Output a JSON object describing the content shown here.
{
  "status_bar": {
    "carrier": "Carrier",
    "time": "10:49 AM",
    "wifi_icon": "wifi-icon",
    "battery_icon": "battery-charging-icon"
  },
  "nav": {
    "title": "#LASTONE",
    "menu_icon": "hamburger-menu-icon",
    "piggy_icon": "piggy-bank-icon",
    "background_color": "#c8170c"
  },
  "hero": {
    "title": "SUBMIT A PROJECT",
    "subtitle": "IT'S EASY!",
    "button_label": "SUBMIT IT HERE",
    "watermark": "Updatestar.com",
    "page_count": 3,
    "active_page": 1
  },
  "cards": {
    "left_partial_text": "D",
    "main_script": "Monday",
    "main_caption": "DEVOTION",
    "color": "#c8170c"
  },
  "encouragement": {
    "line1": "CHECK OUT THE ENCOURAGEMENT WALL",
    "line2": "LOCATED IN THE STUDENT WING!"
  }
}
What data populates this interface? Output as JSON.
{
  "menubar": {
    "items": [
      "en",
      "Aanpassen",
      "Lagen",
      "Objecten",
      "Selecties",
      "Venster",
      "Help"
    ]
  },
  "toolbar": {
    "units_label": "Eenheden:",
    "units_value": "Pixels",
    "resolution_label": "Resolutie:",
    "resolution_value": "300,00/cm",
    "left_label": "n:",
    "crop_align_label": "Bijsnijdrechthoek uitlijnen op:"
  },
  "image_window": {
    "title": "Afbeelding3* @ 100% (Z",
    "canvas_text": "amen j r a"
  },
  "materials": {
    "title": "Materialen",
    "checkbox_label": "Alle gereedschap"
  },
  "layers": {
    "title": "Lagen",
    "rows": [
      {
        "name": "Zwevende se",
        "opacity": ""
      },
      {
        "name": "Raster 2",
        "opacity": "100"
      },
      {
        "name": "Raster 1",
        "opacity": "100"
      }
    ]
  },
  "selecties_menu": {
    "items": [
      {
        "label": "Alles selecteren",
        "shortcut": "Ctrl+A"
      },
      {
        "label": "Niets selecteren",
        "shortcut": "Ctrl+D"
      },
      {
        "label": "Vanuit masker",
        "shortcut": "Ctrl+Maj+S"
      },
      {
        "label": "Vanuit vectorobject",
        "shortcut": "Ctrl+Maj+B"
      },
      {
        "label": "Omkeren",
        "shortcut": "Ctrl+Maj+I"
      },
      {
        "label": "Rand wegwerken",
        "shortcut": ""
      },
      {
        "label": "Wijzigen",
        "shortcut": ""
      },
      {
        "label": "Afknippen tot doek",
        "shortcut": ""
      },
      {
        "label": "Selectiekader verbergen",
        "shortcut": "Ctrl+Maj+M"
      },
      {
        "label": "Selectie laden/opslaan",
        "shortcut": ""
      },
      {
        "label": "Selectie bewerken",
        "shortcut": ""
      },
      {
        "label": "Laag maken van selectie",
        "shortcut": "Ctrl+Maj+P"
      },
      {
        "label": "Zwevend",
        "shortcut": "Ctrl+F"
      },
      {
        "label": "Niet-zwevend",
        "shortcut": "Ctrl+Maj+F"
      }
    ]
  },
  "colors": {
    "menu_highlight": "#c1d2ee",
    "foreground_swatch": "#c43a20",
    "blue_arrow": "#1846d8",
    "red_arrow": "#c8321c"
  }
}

━━━━━━━━━━━━━━━━━━━━

§ **To be done**
Write out the material from the first line to the last, exactly.

§ **Task answer**
Output a JSON object describing the content shown here.
{
  "status_bar": {
    "carrier": "Carrier",
    "time": "10:49 AM",
    "wifi_icon": "wifi-icon",
    "battery_icon": "battery-charging-icon"
  },
  "nav": {
    "title": "#LASTONE",
    "menu_icon": "hamburger-menu-icon",
    "piggy_icon": "piggy-bank-icon",
    "background_color": "#c8170c"
  },
  "hero": {
    "title": "SUBMIT A PROJECT",
    "subtitle": "IT'S EASY!",
    "button_label": "SUBMIT IT HERE",
    "watermark": "Updatestar.com",
    "page_count": 3,
    "active_page": 1
  },
  "cards": {
    "left_partial_text": "D",
    "main_script": "Monday",
    "main_caption": "DEVOTION",
    "color": "#c8170c"
  },
  "encouragement": {
    "line1": "CHECK OUT THE ENCOURAGEMENT WALL",
    "line2": "LOCATED IN THE STUDENT WING!"
  }
}
What data populates this interface? Output as JSON.
{
  "menubar": {
    "items": [
      "en",
      "Aanpassen",
      "Lagen",
      "Objecten",
      "Selecties",
      "Venster",
      "Help"
    ]
  },
  "toolbar": {
    "units_label": "Eenheden:",
    "units_value": "Pixels",
    "resolution_label": "Resolutie:",
    "resolution_value": "300,00/cm",
    "left_label": "n:",
    "crop_align_label": "Bijsnijdrechthoek uitlijnen op:"
  },
  "image_window": {
    "title": "Afbeelding3* @ 100% (Z",
    "canvas_text": "amen j r a"
  },
  "materials": {
    "title": "Materialen",
    "checkbox_label": "Alle gereedschap"
  },
  "layers": {
    "title": "Lagen",
    "rows": [
      {
        "name": "Zwevende se",
        "opacity": ""
      },
      {
        "name": "Raster 2",
        "opacity": "100"
      },
      {
        "name": "Raster 1",
        "opacity": "100"
      }
    ]
  },
  "selecties_menu": {
    "items": [
      {
        "label": "Alles selecteren",
        "shortcut": "Ctrl+A"
      },
      {
        "label": "Niets selecteren",
        "shortcut": "Ctrl+D"
      },
      {
        "label": "Vanuit masker",
        "shortcut": "Ctrl+Maj+S"
      },
      {
        "label": "Vanuit vectorobject",
        "shortcut": "Ctrl+Maj+B"
      },
      {
        "label": "Omkeren",
        "shortcut": "Ctrl+Maj+I"
      },
      {
        "label": "Rand wegwerken",
        "shortcut": ""
      },
      {
        "label": "Wijzigen",
        "shortcut": ""
      },
      {
        "label": "Afknippen tot doek",
        "shortcut": ""
      },
      {
        "label": "Selectiekader verbergen",
        "shortcut": "Ctrl+Maj+M"
      },
      {
        "label": "Selectie laden/opslaan",
        "shortcut": ""
      },
      {
        "label": "Selectie bewerken",
        "shortcut": ""
      },
      {
        "label": "Laag maken van selectie",
        "shortcut": "Ctrl+Maj+P"
      },
      {
        "label": "Zwevend",
        "shortcut": "Ctrl+F"
      },
      {
        "label": "Niet-zwevend",
        "shortcut": "Ctrl+Maj+F"
      }
    ]
  },
  "colors": {
    "menu_highlight": "#c1d2ee",
    "foreground_swatch": "#c43a20",
    "blue_arrow": "#1846d8",
    "red_arrow": "#c8321c"
  }
}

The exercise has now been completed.